=== MATERIAL TO PROCESS ===

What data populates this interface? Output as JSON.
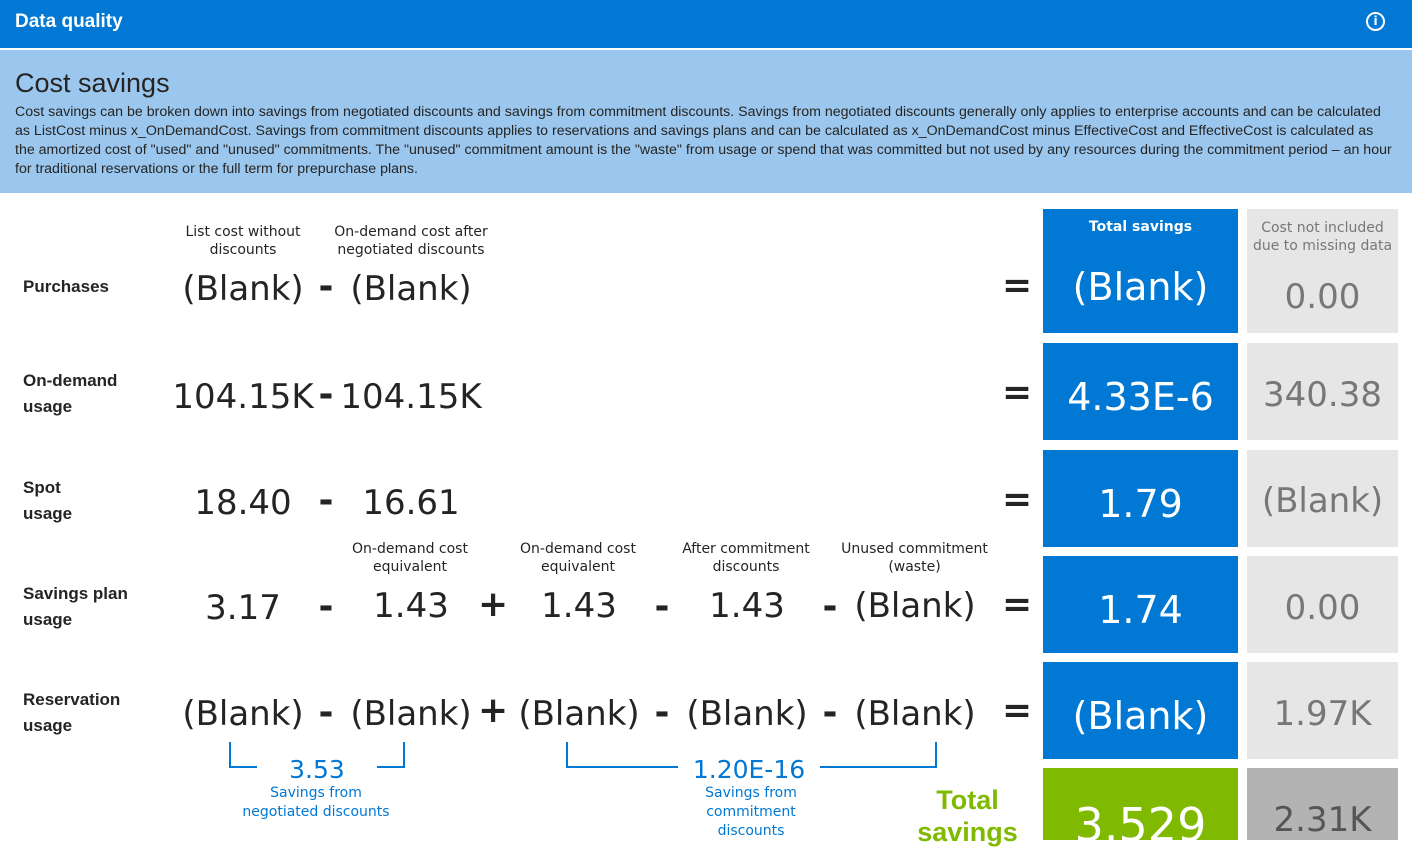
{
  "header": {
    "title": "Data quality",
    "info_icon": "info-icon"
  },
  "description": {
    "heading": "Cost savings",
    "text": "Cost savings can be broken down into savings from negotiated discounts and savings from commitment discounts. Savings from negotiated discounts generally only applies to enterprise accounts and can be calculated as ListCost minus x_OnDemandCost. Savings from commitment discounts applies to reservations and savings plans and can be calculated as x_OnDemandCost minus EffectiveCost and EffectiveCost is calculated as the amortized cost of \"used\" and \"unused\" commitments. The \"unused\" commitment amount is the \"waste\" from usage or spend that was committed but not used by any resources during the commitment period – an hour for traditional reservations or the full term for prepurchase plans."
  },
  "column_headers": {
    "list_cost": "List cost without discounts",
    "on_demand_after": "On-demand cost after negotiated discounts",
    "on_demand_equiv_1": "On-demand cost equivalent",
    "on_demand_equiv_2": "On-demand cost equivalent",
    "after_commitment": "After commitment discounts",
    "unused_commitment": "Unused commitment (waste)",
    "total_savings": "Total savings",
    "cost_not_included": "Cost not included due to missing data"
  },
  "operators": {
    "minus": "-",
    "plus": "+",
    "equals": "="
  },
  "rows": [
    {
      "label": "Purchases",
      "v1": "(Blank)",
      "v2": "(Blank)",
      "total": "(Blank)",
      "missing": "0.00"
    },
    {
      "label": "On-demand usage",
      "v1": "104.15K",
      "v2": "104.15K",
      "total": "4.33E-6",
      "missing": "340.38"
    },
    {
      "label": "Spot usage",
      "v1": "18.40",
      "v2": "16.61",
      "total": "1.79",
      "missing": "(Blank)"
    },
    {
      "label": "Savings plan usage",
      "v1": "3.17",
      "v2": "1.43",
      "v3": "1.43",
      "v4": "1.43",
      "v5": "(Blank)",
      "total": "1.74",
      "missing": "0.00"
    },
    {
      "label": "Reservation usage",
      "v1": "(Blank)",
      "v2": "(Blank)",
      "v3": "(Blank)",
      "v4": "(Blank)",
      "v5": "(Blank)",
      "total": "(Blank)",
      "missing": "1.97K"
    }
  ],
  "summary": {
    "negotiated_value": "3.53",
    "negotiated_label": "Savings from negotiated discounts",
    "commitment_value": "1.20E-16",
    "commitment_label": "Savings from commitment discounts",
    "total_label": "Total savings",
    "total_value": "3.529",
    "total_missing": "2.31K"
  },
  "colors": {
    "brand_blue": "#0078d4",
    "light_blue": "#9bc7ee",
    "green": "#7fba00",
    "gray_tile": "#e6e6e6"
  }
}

===

### OBJECTIVE
Looking at the listing above, how many of its lines contain the string "waste"? Give the number alone.

### SOLUTION TO THIS EXERCISE
2